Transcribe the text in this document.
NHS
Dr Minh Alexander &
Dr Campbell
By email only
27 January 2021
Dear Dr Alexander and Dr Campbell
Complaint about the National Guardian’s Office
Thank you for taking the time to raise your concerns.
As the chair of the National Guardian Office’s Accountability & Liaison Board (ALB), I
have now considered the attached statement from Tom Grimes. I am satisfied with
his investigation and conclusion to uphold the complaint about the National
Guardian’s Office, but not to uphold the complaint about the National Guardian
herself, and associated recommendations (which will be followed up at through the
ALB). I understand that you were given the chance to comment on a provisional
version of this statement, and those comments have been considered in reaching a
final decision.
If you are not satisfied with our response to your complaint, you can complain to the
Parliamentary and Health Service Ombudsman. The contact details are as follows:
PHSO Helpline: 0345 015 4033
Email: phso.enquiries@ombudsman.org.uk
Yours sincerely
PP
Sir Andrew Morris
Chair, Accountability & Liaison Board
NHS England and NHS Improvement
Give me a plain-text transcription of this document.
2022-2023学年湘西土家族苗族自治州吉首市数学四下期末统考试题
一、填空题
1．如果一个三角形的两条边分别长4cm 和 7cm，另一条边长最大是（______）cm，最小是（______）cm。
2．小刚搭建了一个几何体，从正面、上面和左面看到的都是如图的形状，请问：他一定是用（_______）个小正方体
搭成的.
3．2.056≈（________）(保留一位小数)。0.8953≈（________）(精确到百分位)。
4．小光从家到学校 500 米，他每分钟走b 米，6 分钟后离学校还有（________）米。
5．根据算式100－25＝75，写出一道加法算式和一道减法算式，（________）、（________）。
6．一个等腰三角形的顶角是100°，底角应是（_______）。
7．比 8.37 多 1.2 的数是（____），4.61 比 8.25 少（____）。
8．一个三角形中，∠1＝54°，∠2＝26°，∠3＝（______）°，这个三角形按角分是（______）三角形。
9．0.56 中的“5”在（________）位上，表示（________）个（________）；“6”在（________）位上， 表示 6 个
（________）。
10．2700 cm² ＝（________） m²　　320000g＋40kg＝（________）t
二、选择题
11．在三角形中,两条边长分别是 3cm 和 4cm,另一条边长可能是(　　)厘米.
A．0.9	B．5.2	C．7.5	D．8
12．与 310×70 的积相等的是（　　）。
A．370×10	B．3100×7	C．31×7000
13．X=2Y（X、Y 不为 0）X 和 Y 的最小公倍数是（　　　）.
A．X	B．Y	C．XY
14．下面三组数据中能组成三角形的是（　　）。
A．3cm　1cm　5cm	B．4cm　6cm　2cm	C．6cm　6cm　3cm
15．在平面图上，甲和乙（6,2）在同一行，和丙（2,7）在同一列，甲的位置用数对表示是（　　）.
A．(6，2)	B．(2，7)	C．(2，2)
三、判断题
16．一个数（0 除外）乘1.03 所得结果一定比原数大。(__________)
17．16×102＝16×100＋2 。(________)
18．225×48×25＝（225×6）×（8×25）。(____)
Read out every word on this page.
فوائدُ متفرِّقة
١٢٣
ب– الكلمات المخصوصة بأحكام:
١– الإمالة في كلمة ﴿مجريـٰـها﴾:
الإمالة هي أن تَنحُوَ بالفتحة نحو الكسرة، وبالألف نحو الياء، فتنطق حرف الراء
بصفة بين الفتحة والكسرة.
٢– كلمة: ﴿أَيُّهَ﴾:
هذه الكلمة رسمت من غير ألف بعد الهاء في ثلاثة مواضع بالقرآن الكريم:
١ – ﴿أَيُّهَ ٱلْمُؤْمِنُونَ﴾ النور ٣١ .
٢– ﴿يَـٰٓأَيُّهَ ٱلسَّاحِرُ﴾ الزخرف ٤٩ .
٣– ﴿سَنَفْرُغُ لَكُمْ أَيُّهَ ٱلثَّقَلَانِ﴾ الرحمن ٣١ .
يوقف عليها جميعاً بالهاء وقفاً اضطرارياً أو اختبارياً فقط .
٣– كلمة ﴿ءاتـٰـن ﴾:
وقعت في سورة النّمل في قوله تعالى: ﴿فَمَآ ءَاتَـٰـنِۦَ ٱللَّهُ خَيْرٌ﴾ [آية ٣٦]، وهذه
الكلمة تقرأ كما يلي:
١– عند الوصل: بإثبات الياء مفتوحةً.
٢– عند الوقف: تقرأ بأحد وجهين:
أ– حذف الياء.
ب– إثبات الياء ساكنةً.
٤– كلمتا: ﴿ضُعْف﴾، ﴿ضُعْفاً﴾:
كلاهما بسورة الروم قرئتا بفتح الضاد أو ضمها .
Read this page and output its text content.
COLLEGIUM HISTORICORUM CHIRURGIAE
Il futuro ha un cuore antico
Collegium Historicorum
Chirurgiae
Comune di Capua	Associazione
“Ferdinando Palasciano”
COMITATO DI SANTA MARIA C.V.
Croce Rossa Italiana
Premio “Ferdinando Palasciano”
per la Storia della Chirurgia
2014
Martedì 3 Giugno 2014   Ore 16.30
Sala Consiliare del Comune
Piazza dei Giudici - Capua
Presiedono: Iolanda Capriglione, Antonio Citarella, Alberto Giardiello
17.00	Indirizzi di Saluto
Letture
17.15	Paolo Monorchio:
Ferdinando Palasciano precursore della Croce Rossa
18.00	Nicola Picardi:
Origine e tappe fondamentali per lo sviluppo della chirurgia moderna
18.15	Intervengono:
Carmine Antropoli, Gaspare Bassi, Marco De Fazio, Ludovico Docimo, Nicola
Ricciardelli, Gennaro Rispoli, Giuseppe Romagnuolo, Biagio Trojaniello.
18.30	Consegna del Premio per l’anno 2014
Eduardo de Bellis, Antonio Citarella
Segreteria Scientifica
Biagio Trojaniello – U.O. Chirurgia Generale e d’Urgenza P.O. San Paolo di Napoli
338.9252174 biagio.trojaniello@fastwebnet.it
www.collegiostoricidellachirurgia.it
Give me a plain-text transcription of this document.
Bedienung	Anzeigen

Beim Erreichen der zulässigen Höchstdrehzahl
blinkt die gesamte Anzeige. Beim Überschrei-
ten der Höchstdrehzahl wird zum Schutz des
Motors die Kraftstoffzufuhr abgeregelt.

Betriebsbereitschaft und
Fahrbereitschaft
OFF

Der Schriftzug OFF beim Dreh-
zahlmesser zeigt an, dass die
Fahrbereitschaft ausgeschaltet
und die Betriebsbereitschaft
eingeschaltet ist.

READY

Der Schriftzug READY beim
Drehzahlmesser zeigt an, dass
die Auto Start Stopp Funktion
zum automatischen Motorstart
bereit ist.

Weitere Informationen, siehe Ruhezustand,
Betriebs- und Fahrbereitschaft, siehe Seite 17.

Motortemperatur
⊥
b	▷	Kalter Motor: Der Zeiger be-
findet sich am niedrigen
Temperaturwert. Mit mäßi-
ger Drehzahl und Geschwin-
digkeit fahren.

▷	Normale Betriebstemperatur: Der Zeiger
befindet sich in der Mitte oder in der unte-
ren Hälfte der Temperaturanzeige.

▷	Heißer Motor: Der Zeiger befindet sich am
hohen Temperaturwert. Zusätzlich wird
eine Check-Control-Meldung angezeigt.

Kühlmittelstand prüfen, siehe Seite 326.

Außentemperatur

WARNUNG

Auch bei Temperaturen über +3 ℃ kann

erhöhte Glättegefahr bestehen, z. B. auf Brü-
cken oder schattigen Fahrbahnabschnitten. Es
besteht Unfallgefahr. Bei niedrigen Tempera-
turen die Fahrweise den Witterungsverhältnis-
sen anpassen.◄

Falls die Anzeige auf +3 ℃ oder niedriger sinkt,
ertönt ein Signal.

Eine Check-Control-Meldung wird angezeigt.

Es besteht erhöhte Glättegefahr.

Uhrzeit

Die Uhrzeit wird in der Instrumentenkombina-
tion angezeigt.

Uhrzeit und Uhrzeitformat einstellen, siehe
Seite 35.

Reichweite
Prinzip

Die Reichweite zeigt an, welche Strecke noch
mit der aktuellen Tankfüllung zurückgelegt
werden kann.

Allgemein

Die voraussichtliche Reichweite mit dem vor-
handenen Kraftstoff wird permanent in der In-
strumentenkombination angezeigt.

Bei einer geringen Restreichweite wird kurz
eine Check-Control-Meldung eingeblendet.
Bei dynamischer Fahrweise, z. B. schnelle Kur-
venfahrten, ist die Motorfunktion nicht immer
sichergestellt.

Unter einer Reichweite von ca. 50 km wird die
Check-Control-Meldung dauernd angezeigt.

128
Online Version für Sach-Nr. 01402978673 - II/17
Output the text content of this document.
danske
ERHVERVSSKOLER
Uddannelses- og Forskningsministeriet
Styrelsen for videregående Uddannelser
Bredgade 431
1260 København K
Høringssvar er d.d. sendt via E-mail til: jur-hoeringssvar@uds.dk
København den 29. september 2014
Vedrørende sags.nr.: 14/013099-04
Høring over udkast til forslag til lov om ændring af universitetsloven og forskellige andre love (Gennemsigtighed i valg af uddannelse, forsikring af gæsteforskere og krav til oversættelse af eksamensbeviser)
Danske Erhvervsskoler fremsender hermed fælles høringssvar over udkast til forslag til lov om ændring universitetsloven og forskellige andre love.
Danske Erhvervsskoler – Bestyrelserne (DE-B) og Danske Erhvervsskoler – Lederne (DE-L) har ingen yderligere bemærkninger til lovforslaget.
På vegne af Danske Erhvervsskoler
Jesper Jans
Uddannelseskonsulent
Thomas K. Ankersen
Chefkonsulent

----

§ Written problem: Repeat exactly the lines from the one containing "Output the text content of this document." through the last line of the records above, both included, and nothing else.

§ Exercise answer:
Output the text content of this document.
danske
ERHVERVSSKOLER
Uddannelses- og Forskningsministeriet
Styrelsen for videregående Uddannelser
Bredgade 431
1260 København K
Høringssvar er d.d. sendt via E-mail til: jur-hoeringssvar@uds.dk
København den 29. september 2014
Vedrørende sags.nr.: 14/013099-04
Høring over udkast til forslag til lov om ændring af universitetsloven og forskellige andre love (Gennemsigtighed i valg af uddannelse, forsikring af gæsteforskere og krav til oversættelse af eksamensbeviser)
Danske Erhvervsskoler fremsender hermed fælles høringssvar over udkast til forslag til lov om ændring universitetsloven og forskellige andre love.
Danske Erhvervsskoler – Bestyrelserne (DE-B) og Danske Erhvervsskoler – Lederne (DE-L) har ingen yderligere bemærkninger til lovforslaget.
På vegne af Danske Erhvervsskoler
Jesper Jans
Uddannelseskonsulent
Thomas K. Ankersen
Chefkonsulent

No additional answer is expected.